Passage given —
====================

Why is this evil infiltrating NBA chemistry? “People thought it was going to be a turnover,” Graham says, chuckling. Here’s the catch: According to the league office, a shot clock violation has officially resulted in a team turnover, not an individual player’s turnover, for as long as anyone can remember. “Oh! A lot of players don’t know that,” Graham, now with Brooklyn, says upon learning this fact. “I didn’t know that.”

The incident falls under an even sharper microscope in half-court offense, when a player pounds the ball until the weening milliseconds before the shot clock sounds, only to strand a teammate with the hottest of potatoes. “We call those grenades,” says Pacers forward Thaddeus Young.

“I’m obviously not an iso guy,” Young says. “If there are three or four seconds left on the shot clock, you better not pass me that s---.” Again, players are simply unaware that shot clock violations do not negatively impact their personal stat line. Yet all are painfully aware of the existence of grenades and the ire they can inspire. Don’t even think about dropping a grenade on Rockets forward P.J. Tucker. “Dog…” Tucker says, shaking his head. “It doesn’t matter when you get it. It could be the first play or the last play.”

“It’s one of those things where, a lot of times, too, when they give it up, the other guy doesn’t know the shot clock,” Tucker says. “So when he gets it, he don’t know it’s a grenade.”



“If it happens, people are just like, ‘What the f---?’” McConnell says. The Sixers’ point guard was also uninformed of the team turnover vs. individual blackmark. “People don’t realize that. And they don’t want to take a terrible shot, too.”




So why not just sit on the ball and let the clock expire? Your shooting percentage doesn’t dip and your defense can retreat and set itself. “But then the coaches are like, ‘What are you doing?’” McConnell says. “It’s not a lose-lose, but you don’t want to look like an idiot taking a bad shot, but you probably should instead of forcing it to another teammate.”


“What a player should do is let the pass go out of bounds,” jokes Pelicans associate head coach Chris Finch. “That way the turnover is on the grenade thrower and not on him.” When the shot clock reaches five seconds, most coaching staffs will yell a signal like “butter” to affirm their teams are aware of the melting possession. Coaches also drill how to respond to a grenade-induced wild shot, which often sparks a long rebound and leaves teams susceptible to transition buckets. If a player consistently doles out grenades, he will almost certainly get a talking to. But as long as grenades aren’t disrupting team chemistry, coaches understand players have never been more scrutinized, with efficiency numbers factoring into players' salaries now more than ever.

McConnell can't recall the exact sequence, but remembers firing a wild, before-the-buzzer shot early in his rookie year, a veteran later thanking him on the bench for eating the grenade on behalf of the team. It seems the majority of role players take the detonation in jest. “When you see the videos you just kind of laugh about it," McConnell says. Adds Graham: "It's a shot. It's not the biggest thing in the world." But take this as a public service announcement for all 450 NBA players: Maintaining the ball as the shot clock sounds is not a blemish in your box score.

oldtimer28
09-09-2020, 08:26 AM
A quick google shows me that a lot of players dont know it and intentionally give it to role players to take one for the team.

https://www.si.com/nba/2018/11/21/nba-grenades-shot-clock-violation-team-turnover-lakers-76ers-knicks



Ha, good share. Always wondered.

rawimpact
09-09-2020, 08:31 AM
Actually didn't know this myself, good share.

Also since we're on these unspoken rules subject -- what's with the way NBA players change position/sides between freethrows?

====================

Given entries —
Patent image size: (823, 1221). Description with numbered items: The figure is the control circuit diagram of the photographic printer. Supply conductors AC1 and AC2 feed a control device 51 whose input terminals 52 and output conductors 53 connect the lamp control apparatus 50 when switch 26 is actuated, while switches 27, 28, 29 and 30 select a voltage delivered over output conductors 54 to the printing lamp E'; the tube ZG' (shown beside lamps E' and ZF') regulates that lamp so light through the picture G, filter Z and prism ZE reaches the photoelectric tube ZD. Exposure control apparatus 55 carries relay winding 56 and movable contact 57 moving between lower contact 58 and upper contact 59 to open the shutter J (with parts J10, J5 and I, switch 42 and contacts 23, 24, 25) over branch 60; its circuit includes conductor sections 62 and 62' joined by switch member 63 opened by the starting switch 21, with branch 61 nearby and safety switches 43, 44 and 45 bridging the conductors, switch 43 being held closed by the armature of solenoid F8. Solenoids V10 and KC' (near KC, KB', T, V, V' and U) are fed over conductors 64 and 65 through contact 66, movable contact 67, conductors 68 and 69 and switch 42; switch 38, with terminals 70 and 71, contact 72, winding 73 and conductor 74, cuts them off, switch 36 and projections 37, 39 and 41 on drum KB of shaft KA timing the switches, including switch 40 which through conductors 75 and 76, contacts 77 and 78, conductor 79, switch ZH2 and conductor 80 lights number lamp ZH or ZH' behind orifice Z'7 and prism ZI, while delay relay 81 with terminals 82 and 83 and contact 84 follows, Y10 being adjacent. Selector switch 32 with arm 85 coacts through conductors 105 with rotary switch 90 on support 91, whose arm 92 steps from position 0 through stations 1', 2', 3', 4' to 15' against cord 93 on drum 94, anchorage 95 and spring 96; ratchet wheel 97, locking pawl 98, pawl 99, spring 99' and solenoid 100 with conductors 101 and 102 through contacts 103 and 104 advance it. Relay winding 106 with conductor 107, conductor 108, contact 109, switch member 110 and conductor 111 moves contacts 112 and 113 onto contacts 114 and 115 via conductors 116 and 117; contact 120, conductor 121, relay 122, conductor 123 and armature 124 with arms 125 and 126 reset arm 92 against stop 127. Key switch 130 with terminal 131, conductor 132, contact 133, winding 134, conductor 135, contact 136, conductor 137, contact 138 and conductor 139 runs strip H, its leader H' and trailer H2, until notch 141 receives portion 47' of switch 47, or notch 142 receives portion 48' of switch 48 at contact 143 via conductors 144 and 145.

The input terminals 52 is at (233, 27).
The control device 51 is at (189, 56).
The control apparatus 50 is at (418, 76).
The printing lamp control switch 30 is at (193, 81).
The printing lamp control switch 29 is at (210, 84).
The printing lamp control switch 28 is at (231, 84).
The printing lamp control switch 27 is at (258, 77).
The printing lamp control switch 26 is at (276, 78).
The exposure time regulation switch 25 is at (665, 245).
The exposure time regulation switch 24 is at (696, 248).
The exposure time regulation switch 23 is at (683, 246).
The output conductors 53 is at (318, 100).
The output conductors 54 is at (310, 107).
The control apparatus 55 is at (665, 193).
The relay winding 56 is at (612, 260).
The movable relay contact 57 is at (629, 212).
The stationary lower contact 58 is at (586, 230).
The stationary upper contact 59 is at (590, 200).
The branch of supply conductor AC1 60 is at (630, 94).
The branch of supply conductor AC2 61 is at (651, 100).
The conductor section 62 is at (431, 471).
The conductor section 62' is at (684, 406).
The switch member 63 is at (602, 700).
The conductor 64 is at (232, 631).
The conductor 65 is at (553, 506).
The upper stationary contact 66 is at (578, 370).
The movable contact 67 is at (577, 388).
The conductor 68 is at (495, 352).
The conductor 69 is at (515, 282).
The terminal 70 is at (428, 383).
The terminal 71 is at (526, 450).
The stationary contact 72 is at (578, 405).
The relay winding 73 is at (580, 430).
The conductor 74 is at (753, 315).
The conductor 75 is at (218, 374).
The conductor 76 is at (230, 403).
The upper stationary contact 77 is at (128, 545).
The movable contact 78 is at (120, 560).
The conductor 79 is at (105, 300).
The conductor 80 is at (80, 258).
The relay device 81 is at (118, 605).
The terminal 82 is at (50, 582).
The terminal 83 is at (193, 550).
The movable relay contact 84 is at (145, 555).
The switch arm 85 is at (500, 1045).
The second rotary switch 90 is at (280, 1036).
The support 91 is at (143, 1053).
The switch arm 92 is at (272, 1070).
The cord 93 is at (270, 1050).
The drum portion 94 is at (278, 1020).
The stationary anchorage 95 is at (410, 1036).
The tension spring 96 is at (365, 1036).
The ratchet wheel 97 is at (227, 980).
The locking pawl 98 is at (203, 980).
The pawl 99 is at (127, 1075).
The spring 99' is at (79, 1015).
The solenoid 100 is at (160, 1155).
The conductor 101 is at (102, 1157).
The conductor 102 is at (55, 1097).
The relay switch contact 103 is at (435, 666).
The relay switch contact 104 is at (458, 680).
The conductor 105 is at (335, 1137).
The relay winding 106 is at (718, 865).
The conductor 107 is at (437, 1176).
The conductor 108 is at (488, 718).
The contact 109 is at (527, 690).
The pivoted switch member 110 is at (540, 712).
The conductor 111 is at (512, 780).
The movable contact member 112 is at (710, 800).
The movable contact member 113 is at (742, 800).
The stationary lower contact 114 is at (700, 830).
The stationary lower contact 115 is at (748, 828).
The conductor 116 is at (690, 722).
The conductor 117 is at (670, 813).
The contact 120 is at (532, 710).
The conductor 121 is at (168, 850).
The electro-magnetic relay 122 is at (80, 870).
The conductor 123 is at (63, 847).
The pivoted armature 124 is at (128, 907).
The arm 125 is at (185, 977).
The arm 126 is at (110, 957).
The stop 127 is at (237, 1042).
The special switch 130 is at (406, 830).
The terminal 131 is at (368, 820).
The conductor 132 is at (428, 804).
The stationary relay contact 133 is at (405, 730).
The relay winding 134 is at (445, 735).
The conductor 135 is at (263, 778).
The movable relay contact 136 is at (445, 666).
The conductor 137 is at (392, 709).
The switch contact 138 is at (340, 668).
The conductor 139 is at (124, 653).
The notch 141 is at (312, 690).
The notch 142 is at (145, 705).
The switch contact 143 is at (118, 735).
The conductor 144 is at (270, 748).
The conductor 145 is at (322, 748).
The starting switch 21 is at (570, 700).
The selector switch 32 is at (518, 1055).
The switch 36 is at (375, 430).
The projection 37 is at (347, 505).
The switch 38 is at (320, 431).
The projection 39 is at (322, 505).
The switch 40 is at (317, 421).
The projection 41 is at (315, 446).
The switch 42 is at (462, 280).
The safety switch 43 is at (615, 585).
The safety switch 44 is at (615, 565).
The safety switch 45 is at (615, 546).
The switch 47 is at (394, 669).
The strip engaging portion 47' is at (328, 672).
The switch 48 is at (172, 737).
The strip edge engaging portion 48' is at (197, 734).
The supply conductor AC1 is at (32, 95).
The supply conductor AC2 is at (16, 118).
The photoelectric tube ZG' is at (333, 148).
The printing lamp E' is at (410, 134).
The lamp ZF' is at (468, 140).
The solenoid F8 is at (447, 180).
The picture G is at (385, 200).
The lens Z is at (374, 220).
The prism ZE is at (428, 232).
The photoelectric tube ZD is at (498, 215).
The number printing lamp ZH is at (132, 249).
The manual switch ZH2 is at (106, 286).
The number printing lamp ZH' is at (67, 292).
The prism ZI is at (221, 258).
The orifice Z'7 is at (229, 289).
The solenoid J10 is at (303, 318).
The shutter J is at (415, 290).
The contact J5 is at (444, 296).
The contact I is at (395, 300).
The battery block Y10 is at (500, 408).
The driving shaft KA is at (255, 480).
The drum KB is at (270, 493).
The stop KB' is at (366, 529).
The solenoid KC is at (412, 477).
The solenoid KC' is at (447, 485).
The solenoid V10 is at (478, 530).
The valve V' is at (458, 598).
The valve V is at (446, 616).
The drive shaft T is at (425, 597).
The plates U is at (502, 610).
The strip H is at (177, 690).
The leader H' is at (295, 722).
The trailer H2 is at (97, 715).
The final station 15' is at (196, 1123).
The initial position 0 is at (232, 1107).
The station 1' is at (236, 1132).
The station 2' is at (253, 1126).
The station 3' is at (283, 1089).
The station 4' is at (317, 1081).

====================

Instructions —
**a)** Rewrite the stretch from "Ha, good share." through "position/sides between freethrows?" in the forum thread on shot clock grenades, replacing "good share" with "nice find".
**b)** Name every person whose words the forum thread on shot clock grenades gives in quotation marks.

Outputs —
**a)**
Ha, nice find. Always wondered.

rawimpact
09-09-2020, 08:31 AM
Actually didn't know this myself, nice find.

Also since we're on these unspoken rules subject -- what's with the way NBA players change position/sides between freethrows?

**b)** Graham, Thaddeus Young, P.J. Tucker, McConnell, Chris Finch